───── Exercise inputs ─────

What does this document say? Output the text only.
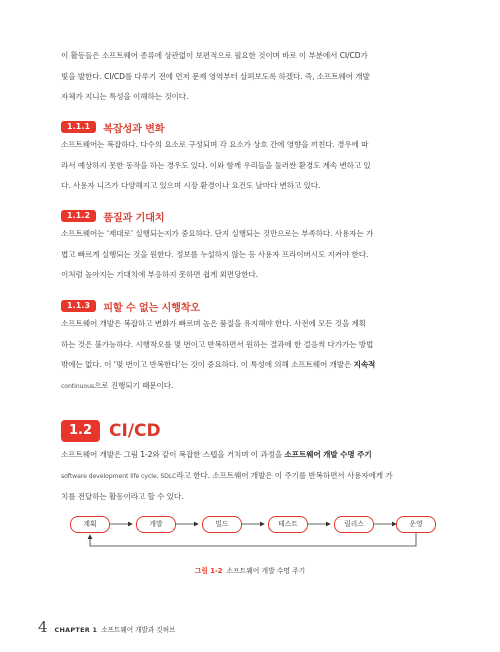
이 활동들은 소프트웨어 종류에 상관없이 보편적으로 필요한 것이며 바로 이 부분에서 CI/CD가
빛을 발한다. CI/CD를 다루기 전에 먼저 문제 영역부터 살펴보도록 하겠다. 즉, 소프트웨어 개발
자체가 지니는 특성을 이해하는 것이다.
1.1.1	복잡성과 변화
소프트웨어는 복잡하다. 다수의 요소로 구성되며 각 요소가 상호 간에 영향을 끼친다. 경우에 따
라서 예상하지 못한 동작을 하는 경우도 있다. 이와 함께 우리들을 둘러싼 환경도 계속 변하고 있
다. 사용자 니즈가 다양해지고 있으며 시장 환경이나 요건도 날마다 변하고 있다.
1.1.2	품질과 기대치
소프트웨어는 ‘제대로’ 실행되는지가 중요하다. 단지 실행되는 것만으로는 부족하다. 사용자는 가
볍고 빠르게 실행되는 것을 원한다. 정보를 누설하지 않는 등 사용자 프라이버시도 지켜야 한다.
이처럼 높아지는 기대치에 부응하지 못하면 쉽게 외면당한다.
1.1.3	피할 수 없는 시행착오
소프트웨어 개발은 복잡하고 변화가 빠르며 높은 품질을 유지해야 한다. 사전에 모든 것을 계획
하는 것은 불가능하다. 시행착오를 몇 번이고 반복하면서 원하는 결과에 한 걸음씩 다가가는 방법
밖에는 없다. 이 ‘몇 번이고 반복한다’는 것이 중요하다. 이 특성에 의해 소프트웨어 개발은 지속적
continuous으로 진행되기 때문이다.
1.2	CI/CD
소프트웨어 개발은 그림 1-2와 같이 복잡한 스텝을 거치며 이 과정을 소프트웨어 개발 수명 주기
software development life cycle, SDLC라고 한다. 소프트웨어 개발은 이 주기를 반복하면서 사용자에게 가
치를 전달하는 활동이라고 할 수 있다.
계획	개발	빌드	테스트	릴리스	운영
그림 1-2 소프트웨어 개발 수명 주기
4 CHAPTER 1 소프트웨어 개발과 깃허브
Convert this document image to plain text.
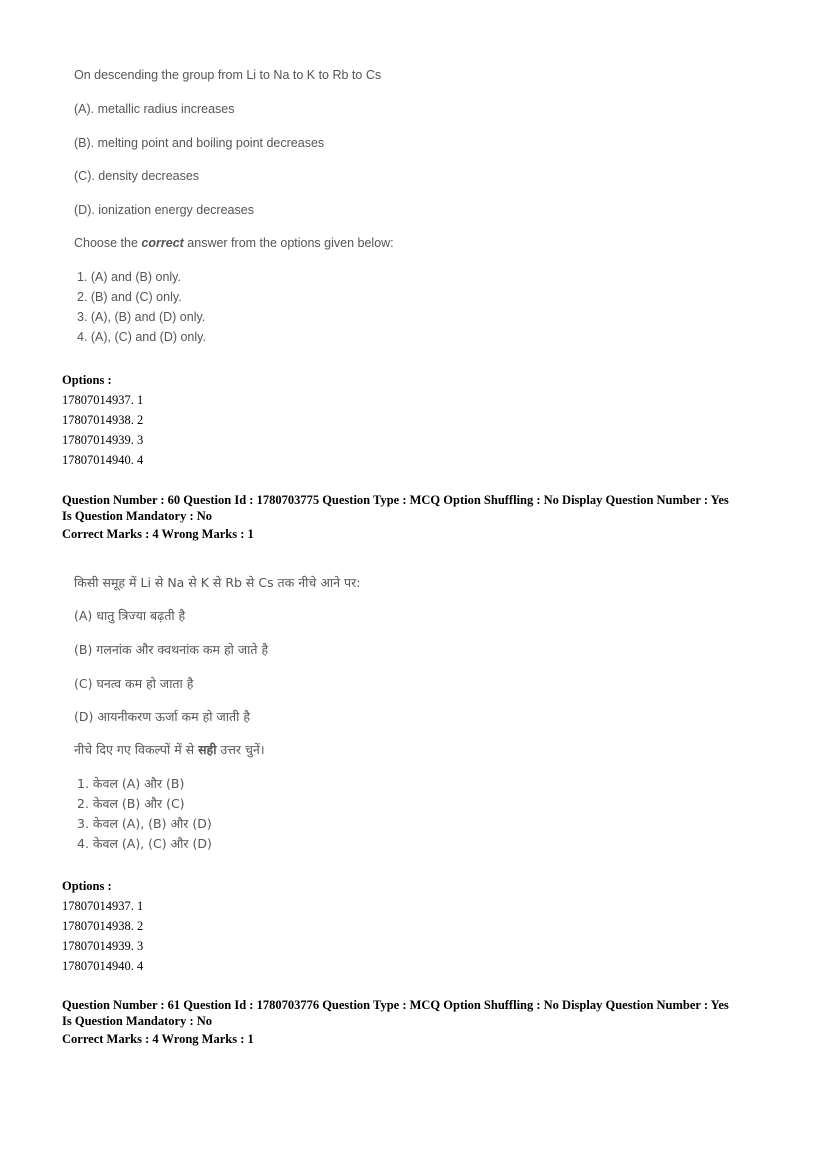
On descending the group from Li to Na to K to Rb to Cs
(A). metallic radius increases
(B). melting point and boiling point decreases
(C). density decreases
(D). ionization energy decreases
Choose the correct answer from the options given below:
1. (A) and (B) only.
2. (B) and (C) only.
3. (A), (B) and (D) only.
4. (A), (C) and (D) only.
Options :
17807014937. 1
17807014938. 2
17807014939. 3
17807014940. 4
Question Number : 60 Question Id : 1780703775 Question Type : MCQ Option Shuffling : No Display Question Number : Yes
Is Question Mandatory : No
Correct Marks : 4 Wrong Marks : 1
किसी समूह में Li से Na से K से Rb से Cs तक नीचे आने पर:
(A) धातु त्रिज्या बढ़ती है
(B) गलनांक और क्वथनांक कम हो जाते है
(C) घनत्व कम हो जाता है
(D) आयनीकरण ऊर्जा कम हो जाती है
नीचे दिए गए विकल्पों में से सही उत्तर चुनें।
1. केवल (A) और (B)
2. केवल (B) और (C)
3. केवल (A), (B) और (D)
4. केवल (A), (C) और (D)
Options :
17807014937. 1
17807014938. 2
17807014939. 3
17807014940. 4
Question Number : 61 Question Id : 1780703776 Question Type : MCQ Option Shuffling : No Display Question Number : Yes
Is Question Mandatory : No
Correct Marks : 4 Wrong Marks : 1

─────

Written task> Determine the number of lines in the data that contain "Display" as a word or string, and state only that number.

Solved problem> 2